Write out the listing below without alteration, omitting its pictures.
-- Begin The records --
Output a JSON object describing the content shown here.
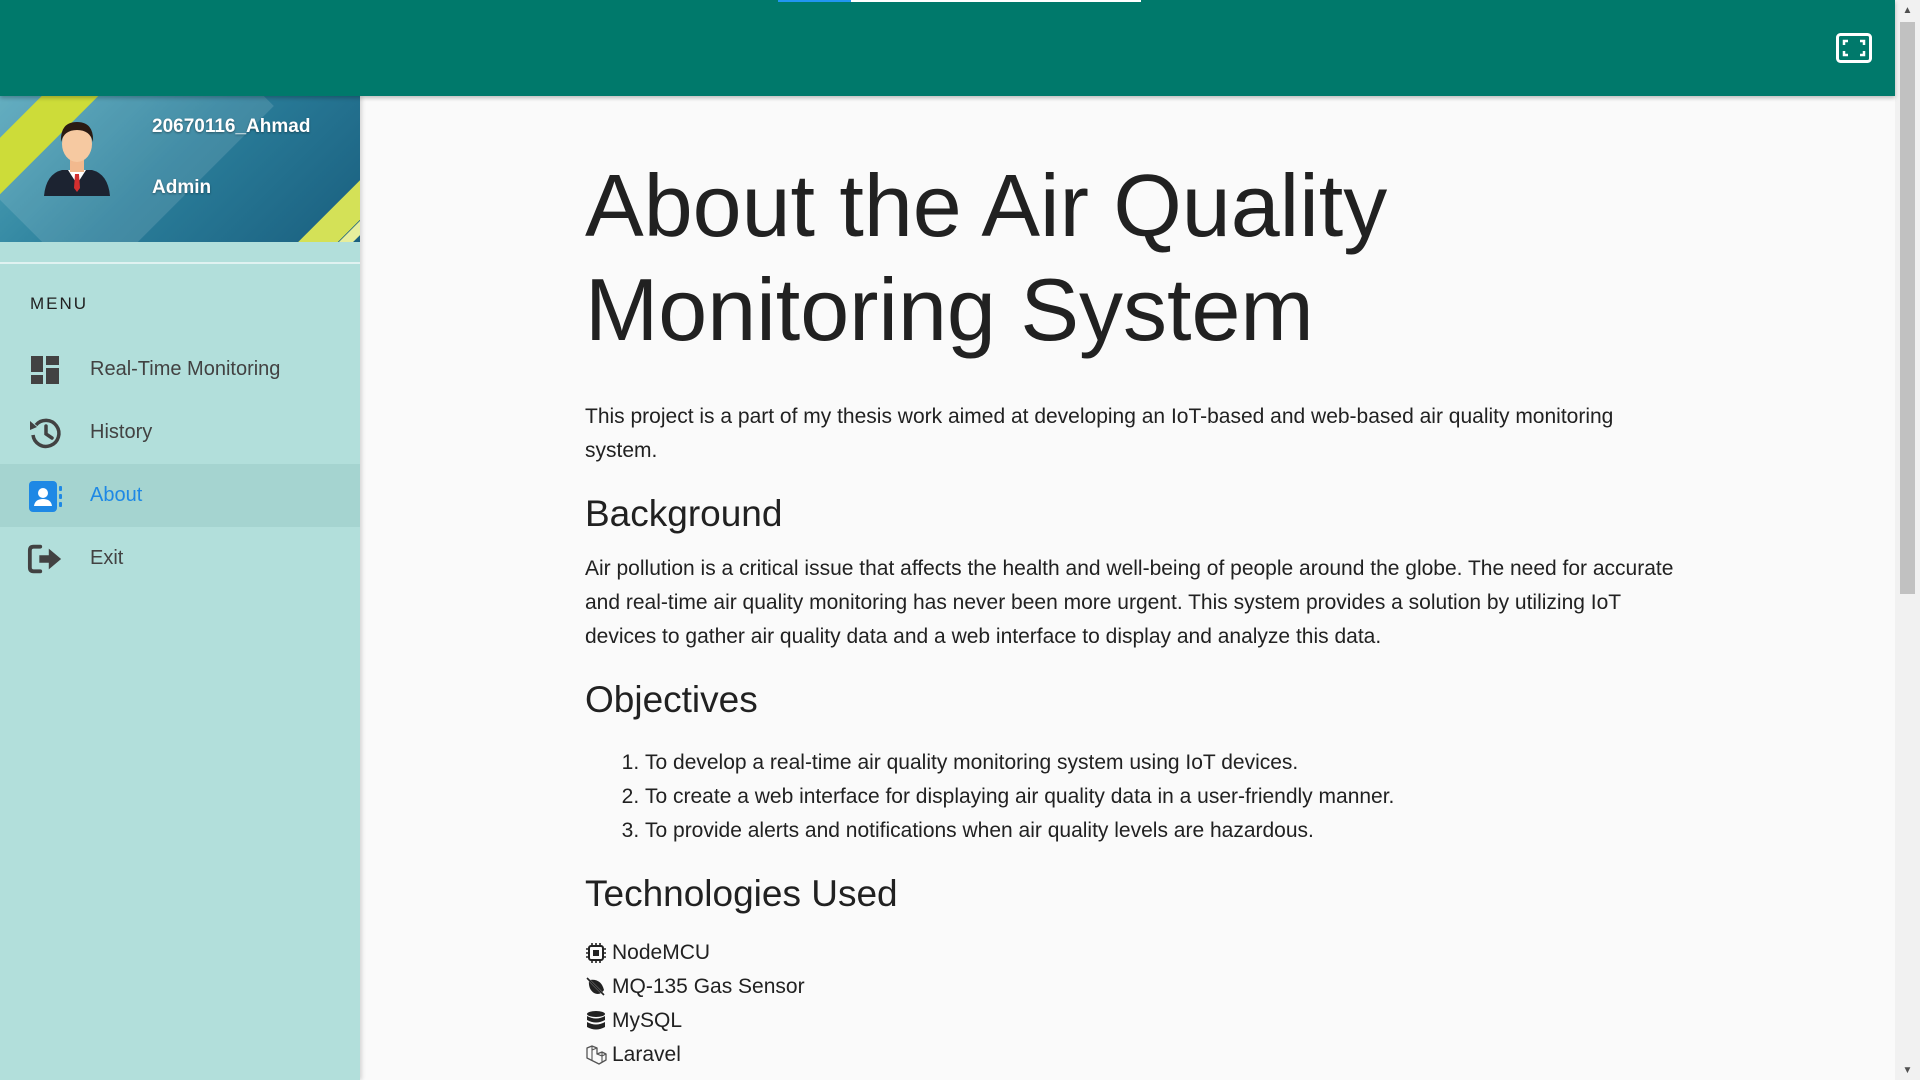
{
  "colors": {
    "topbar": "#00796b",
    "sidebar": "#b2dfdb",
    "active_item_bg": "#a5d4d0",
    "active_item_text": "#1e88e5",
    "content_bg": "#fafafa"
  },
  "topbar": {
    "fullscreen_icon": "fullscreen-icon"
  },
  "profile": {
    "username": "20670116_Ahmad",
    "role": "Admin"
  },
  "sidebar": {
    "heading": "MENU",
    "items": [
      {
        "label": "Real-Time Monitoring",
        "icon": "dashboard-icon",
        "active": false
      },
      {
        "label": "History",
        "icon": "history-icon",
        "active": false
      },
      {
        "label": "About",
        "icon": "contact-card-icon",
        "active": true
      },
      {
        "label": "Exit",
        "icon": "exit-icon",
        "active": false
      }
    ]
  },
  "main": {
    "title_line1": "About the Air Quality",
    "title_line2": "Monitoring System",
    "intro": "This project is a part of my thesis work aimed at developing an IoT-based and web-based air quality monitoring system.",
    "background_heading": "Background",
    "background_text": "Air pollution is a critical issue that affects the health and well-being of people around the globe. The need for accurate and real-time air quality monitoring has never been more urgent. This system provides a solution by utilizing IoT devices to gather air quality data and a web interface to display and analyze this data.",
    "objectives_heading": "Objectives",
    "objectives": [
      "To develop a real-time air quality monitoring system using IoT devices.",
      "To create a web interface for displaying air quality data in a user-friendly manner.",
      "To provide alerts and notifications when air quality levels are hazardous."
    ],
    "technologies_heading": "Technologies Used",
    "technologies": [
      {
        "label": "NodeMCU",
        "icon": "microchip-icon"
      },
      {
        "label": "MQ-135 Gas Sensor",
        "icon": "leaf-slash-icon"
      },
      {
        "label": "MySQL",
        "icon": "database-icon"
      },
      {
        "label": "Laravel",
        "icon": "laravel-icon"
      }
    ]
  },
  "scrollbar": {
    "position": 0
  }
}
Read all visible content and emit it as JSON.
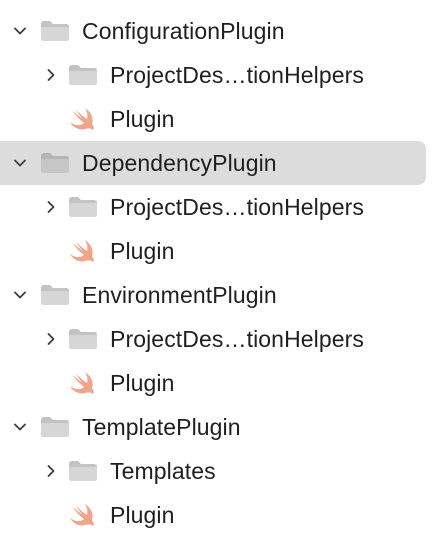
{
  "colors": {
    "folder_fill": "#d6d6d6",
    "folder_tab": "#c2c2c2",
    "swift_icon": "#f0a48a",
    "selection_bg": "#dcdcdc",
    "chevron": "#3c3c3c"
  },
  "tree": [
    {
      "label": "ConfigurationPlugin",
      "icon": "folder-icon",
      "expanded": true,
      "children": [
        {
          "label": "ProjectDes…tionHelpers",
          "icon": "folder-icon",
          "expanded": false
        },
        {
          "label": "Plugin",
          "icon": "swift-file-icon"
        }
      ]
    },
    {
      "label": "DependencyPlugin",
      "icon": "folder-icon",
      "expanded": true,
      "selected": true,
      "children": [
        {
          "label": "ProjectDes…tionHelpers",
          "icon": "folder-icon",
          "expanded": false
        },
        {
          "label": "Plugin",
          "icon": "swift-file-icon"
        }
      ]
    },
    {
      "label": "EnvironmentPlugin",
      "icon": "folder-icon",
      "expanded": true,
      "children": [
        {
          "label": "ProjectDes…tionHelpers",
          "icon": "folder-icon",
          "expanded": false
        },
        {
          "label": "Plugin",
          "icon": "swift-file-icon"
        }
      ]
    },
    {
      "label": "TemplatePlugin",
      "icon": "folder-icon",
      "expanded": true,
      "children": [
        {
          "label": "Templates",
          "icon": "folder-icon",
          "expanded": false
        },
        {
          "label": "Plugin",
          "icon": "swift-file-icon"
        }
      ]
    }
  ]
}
-- End The records --
- **Exercise solution**:
Output a JSON object describing the content shown here.
{
  "colors": {
    "topbar": "#00796b",
    "sidebar": "#b2dfdb",
    "active_item_bg": "#a5d4d0",
    "active_item_text": "#1e88e5",
    "content_bg": "#fafafa"
  },
  "topbar": {
    "fullscreen_icon": "fullscreen-icon"
  },
  "profile": {
    "username": "20670116_Ahmad",
    "role": "Admin"
  },
  "sidebar": {
    "heading": "MENU",
    "items": [
      {
        "label": "Real-Time Monitoring",
        "icon": "dashboard-icon",
        "active": false
      },
      {
        "label": "History",
        "icon": "history-icon",
        "active": false
      },
      {
        "label": "About",
        "icon": "contact-card-icon",
        "active": true
      },
      {
        "label": "Exit",
        "icon": "exit-icon",
        "active": false
      }
    ]
  },
  "main": {
    "title_line1": "About the Air Quality",
    "title_line2": "Monitoring System",
    "intro": "This project is a part of my thesis work aimed at developing an IoT-based and web-based air quality monitoring system.",
    "background_heading": "Background",
    "background_text": "Air pollution is a critical issue that affects the health and well-being of people around the globe. The need for accurate and real-time air quality monitoring has never been more urgent. This system provides a solution by utilizing IoT devices to gather air quality data and a web interface to display and analyze this data.",
    "objectives_heading": "Objectives",
    "objectives": [
      "To develop a real-time air quality monitoring system using IoT devices.",
      "To create a web interface for displaying air quality data in a user-friendly manner.",
      "To provide alerts and notifications when air quality levels are hazardous."
    ],
    "technologies_heading": "Technologies Used",
    "technologies": [
      {
        "label": "NodeMCU",
        "icon": "microchip-icon"
      },
      {
        "label": "MQ-135 Gas Sensor",
        "icon": "leaf-slash-icon"
      },
      {
        "label": "MySQL",
        "icon": "database-icon"
      },
      {
        "label": "Laravel",
        "icon": "laravel-icon"
      }
    ]
  },
  "scrollbar": {
    "position": 0
  }
}
Read all visible content and emit it as JSON.
{
  "colors": {
    "folder_fill": "#d6d6d6",
    "folder_tab": "#c2c2c2",
    "swift_icon": "#f0a48a",
    "selection_bg": "#dcdcdc",
    "chevron": "#3c3c3c"
  },
  "tree": [
    {
      "label": "ConfigurationPlugin",
      "icon": "folder-icon",
      "expanded": true,
      "children": [
        {
          "label": "ProjectDes…tionHelpers",
          "icon": "folder-icon",
          "expanded": false
        },
        {
          "label": "Plugin",
          "icon": "swift-file-icon"
        }
      ]
    },
    {
      "label": "DependencyPlugin",
      "icon": "folder-icon",
      "expanded": true,
      "selected": true,
      "children": [
        {
          "label": "ProjectDes…tionHelpers",
          "icon": "folder-icon",
          "expanded": false
        },
        {
          "label": "Plugin",
          "icon": "swift-file-icon"
        }
      ]
    },
    {
      "label": "EnvironmentPlugin",
      "icon": "folder-icon",
      "expanded": true,
      "children": [
        {
          "label": "ProjectDes…tionHelpers",
          "icon": "folder-icon",
          "expanded": false
        },
        {
          "label": "Plugin",
          "icon": "swift-file-icon"
        }
      ]
    },
    {
      "label": "TemplatePlugin",
      "icon": "folder-icon",
      "expanded": true,
      "children": [
        {
          "label": "Templates",
          "icon": "folder-icon",
          "expanded": false
        },
        {
          "label": "Plugin",
          "icon": "swift-file-icon"
        }
      ]
    }
  ]
}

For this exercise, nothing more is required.